PETUNJUK TUGAS:
- 1) Menurut bacaan, berapa kasus penangkapan sewenang-wenang terhadap pembela HAM yang dicatat Amnesty International Indonesia dari tahun 2019 hingga 2023?
- 2) Ulangi kata demi kata bagian bacaan mulai dari "TEMPO.CO, Jakarta - Hari" sampai "berpendapat dan berkumpul.".

BACAAN:
⁂

TEMPO.CO, Jakarta - Hari Ulang Tahun Bhayangkara ke-78, 1 Juli 2024 atau dikenal HUT Polri menjadi bahan evaluasi dari Amnesty International Indonesia. Direktur Eksekutif Amnesty International Indonesia, Usman Hamid mengkritik tindakan represif dan sewenang-wenang Kepolisian Republik Indonesia (Polri) terhadap Hak Asasi Manusia atau HAM.
"Kapolri seringkali menyatakan akan melakukan perbaikan dan reformasi di tubuh Polri. Tampaknya ini tidak kunjung terwujudkan," ungkapnya.
Amnesty International Indonesia mencatat adanya 58 kasus penangkapan sewenang-wenang terhadap 412 pembela HAM dari tahun 2019 hingga 2023. Korban terbanyak adalah aktivis politik Papua, aktivis mahasiswa, dan masyarakat adat. Para jurnalis, aktivis buruh dan lingkungan, serta petani dan nelayan juga menjadi korban penangkapan saat mereka berusaha menggunakan hak berpendapat dan berkumpul.

⁂

CATATAN DATA:
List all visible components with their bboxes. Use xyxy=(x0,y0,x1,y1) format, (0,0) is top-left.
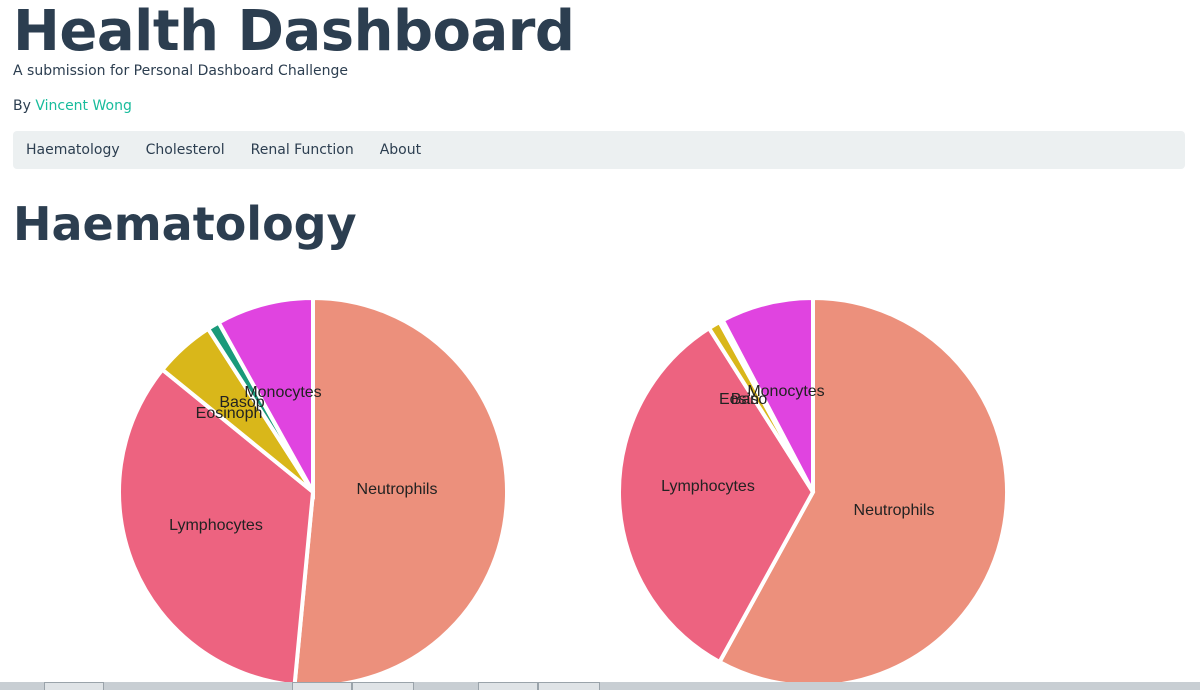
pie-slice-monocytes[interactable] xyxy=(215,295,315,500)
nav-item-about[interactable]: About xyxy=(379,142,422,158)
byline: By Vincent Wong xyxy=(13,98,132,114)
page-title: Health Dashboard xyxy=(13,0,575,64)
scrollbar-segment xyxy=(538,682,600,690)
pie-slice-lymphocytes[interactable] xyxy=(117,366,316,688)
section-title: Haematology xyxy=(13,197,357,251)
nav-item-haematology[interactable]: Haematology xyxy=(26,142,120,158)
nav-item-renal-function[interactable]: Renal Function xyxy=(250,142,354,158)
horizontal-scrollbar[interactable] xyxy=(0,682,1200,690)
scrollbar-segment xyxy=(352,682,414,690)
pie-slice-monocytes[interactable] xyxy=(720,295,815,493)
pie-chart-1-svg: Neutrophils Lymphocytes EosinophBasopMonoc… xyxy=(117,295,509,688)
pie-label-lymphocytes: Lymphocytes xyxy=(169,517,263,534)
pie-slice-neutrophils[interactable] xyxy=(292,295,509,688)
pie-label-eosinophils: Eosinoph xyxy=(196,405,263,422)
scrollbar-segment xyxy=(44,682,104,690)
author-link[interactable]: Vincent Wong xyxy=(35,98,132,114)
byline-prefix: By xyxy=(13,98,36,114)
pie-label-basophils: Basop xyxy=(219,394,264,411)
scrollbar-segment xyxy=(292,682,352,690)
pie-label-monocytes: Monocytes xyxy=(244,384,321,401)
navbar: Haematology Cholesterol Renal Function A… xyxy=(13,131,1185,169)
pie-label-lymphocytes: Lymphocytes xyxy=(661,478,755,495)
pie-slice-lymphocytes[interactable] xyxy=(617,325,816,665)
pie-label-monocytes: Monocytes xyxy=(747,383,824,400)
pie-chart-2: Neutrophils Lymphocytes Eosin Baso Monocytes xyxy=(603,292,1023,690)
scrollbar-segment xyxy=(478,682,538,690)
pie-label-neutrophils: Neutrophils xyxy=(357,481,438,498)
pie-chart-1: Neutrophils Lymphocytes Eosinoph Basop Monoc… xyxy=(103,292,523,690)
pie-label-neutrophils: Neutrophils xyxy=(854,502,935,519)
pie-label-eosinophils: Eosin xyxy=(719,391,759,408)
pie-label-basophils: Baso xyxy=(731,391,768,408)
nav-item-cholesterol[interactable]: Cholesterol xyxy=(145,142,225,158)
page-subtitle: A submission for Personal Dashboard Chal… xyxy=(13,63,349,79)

⁂

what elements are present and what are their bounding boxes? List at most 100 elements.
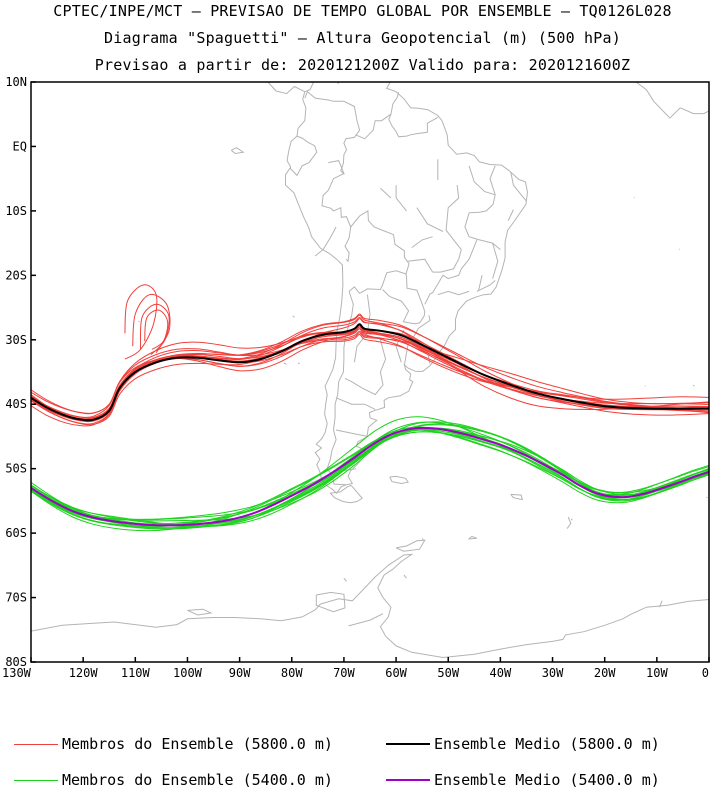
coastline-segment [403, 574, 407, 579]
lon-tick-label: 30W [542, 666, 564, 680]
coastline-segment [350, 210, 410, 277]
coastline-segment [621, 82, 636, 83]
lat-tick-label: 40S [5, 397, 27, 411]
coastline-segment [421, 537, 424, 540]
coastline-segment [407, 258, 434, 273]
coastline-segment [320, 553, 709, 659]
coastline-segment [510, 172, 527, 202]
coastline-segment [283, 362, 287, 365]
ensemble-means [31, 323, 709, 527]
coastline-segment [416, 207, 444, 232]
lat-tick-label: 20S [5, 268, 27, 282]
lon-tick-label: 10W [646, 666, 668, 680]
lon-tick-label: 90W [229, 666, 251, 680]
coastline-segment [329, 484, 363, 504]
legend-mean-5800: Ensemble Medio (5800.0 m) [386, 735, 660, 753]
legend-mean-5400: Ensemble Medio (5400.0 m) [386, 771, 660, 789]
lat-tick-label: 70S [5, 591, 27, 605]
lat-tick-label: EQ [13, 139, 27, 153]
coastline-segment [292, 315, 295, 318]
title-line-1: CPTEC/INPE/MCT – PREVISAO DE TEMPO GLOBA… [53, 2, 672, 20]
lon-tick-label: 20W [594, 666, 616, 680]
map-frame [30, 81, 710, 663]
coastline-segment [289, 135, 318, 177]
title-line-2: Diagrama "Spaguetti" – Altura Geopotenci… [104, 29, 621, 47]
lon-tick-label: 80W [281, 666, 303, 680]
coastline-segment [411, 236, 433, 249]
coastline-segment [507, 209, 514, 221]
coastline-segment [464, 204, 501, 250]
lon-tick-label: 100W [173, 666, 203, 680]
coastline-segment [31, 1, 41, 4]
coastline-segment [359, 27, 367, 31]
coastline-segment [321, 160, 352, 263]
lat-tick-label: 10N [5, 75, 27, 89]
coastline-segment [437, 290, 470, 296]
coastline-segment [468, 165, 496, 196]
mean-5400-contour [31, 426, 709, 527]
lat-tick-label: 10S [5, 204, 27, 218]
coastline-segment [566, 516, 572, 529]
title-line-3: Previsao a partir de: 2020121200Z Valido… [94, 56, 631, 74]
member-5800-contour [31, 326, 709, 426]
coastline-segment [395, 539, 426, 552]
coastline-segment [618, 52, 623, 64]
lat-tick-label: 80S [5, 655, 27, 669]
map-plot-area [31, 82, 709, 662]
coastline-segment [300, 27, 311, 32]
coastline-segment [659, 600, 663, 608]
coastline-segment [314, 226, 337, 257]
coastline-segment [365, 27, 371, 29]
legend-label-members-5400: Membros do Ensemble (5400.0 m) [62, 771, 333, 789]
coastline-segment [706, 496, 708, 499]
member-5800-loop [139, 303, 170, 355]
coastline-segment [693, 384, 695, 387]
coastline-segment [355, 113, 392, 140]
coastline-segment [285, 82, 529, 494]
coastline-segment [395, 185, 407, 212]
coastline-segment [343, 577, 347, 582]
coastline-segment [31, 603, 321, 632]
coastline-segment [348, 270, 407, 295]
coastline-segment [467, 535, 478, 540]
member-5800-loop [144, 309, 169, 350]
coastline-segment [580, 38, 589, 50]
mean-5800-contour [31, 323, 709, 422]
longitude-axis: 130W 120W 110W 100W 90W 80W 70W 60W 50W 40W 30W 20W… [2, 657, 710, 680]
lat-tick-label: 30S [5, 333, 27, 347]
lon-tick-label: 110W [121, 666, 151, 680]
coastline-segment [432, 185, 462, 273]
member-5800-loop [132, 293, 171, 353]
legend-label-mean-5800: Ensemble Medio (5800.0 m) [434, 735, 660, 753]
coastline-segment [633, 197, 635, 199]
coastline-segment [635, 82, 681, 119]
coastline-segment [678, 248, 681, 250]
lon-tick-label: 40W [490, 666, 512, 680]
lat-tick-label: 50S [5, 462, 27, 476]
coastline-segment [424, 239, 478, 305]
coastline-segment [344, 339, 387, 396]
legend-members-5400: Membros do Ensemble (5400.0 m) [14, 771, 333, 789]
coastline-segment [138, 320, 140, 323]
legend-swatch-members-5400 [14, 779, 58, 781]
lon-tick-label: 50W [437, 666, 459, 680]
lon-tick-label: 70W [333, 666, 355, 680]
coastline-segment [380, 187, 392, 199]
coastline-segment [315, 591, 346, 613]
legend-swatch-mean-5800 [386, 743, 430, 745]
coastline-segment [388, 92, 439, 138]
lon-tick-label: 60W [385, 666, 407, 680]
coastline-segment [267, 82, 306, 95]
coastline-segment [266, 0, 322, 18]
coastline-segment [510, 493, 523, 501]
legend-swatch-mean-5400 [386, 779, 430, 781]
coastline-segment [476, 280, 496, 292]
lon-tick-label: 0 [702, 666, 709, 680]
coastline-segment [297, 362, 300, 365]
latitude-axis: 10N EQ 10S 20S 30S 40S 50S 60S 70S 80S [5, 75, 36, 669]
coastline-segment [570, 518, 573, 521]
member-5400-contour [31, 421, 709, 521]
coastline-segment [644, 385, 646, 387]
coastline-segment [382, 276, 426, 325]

⁂

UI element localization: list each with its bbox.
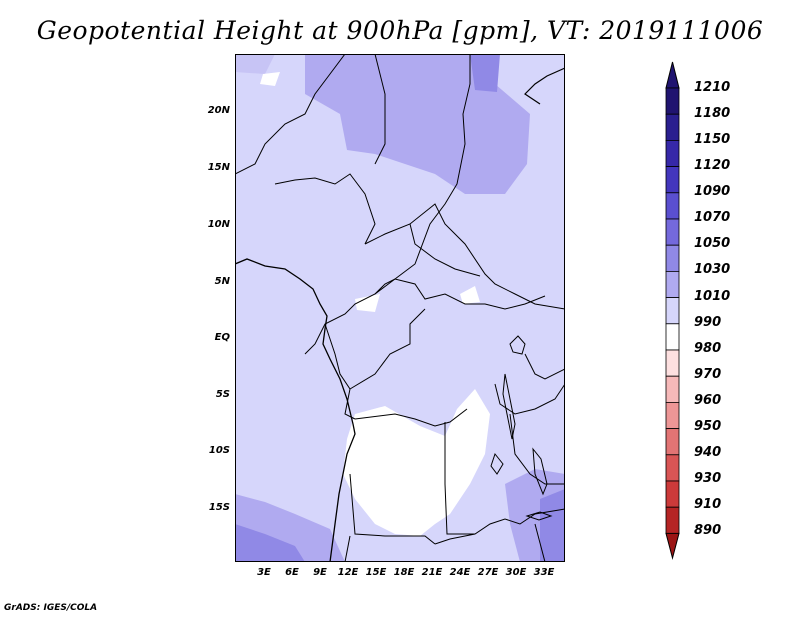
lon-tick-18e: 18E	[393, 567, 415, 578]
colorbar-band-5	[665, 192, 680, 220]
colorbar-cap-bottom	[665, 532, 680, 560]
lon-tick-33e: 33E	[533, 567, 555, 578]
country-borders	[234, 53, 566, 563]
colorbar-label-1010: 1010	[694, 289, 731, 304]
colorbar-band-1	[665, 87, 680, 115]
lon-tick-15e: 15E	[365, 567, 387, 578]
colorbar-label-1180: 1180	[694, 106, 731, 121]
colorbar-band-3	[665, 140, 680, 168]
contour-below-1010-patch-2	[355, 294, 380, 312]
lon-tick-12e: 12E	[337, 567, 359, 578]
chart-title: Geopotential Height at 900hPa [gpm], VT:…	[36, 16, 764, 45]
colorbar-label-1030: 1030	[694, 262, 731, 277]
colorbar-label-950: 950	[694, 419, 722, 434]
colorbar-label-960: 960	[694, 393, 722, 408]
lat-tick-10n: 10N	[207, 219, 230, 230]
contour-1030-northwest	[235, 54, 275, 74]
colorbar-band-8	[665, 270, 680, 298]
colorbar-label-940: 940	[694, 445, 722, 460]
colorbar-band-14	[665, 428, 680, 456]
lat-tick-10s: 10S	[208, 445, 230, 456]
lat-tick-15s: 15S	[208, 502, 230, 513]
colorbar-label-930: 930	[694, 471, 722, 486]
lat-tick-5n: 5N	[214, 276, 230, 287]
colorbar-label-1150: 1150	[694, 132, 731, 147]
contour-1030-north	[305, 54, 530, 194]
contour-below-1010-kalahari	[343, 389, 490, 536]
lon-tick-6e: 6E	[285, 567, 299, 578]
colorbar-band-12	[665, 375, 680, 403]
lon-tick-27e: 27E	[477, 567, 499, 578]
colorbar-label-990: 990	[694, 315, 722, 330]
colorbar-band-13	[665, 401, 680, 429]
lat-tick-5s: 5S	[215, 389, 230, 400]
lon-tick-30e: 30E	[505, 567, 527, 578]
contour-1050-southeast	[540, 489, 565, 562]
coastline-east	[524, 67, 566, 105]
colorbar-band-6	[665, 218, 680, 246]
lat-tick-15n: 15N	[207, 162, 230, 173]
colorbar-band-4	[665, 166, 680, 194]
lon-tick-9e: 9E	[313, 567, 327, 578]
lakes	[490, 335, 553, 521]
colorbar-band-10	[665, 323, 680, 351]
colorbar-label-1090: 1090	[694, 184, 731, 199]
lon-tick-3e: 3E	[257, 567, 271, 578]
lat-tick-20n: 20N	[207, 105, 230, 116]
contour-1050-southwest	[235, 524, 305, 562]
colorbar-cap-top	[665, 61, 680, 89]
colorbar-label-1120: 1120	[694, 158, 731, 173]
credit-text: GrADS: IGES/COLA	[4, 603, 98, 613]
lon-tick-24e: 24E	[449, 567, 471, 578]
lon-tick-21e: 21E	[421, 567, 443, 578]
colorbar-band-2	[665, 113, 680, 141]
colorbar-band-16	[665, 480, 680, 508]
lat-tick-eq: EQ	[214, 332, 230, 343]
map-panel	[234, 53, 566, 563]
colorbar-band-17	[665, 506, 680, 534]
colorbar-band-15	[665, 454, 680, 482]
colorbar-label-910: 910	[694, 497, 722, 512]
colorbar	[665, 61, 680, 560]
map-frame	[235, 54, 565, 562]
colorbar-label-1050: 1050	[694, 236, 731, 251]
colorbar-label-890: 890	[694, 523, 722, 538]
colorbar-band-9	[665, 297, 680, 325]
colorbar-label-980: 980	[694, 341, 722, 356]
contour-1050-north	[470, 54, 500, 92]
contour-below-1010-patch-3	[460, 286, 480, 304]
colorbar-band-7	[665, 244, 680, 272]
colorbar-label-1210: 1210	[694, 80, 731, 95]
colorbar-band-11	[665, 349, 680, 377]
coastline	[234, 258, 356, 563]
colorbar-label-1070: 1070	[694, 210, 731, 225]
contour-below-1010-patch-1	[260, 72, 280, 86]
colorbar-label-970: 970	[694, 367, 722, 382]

⁂

JAWABAN LATIHAN:
- 1) Sebanyak 58 kasus.

- 2)
TEMPO.CO, Jakarta - Hari Ulang Tahun Bhayangkara ke-78, 1 Juli 2024 atau dikenal HUT Polri menjadi bahan evaluasi dari Amnesty International Indonesia. Direktur Eksekutif Amnesty International Indonesia, Usman Hamid mengkritik tindakan represif dan sewenang-wenang Kepolisian Republik Indonesia (Polri) terhadap Hak Asasi Manusia atau HAM.
"Kapolri seringkali menyatakan akan melakukan perbaikan dan reformasi di tubuh Polri. Tampaknya ini tidak kunjung terwujudkan," ungkapnya.
Amnesty International Indonesia mencatat adanya 58 kasus penangkapan sewenang-wenang terhadap 412 pembela HAM dari tahun 2019 hingga 2023. Korban terbanyak adalah aktivis politik Papua, aktivis mahasiswa, dan masyarakat adat. Para jurnalis, aktivis buruh dan lingkungan, serta petani dan nelayan juga menjadi korban penangkapan saat mereka berusaha menggunakan hak berpendapat dan berkumpul.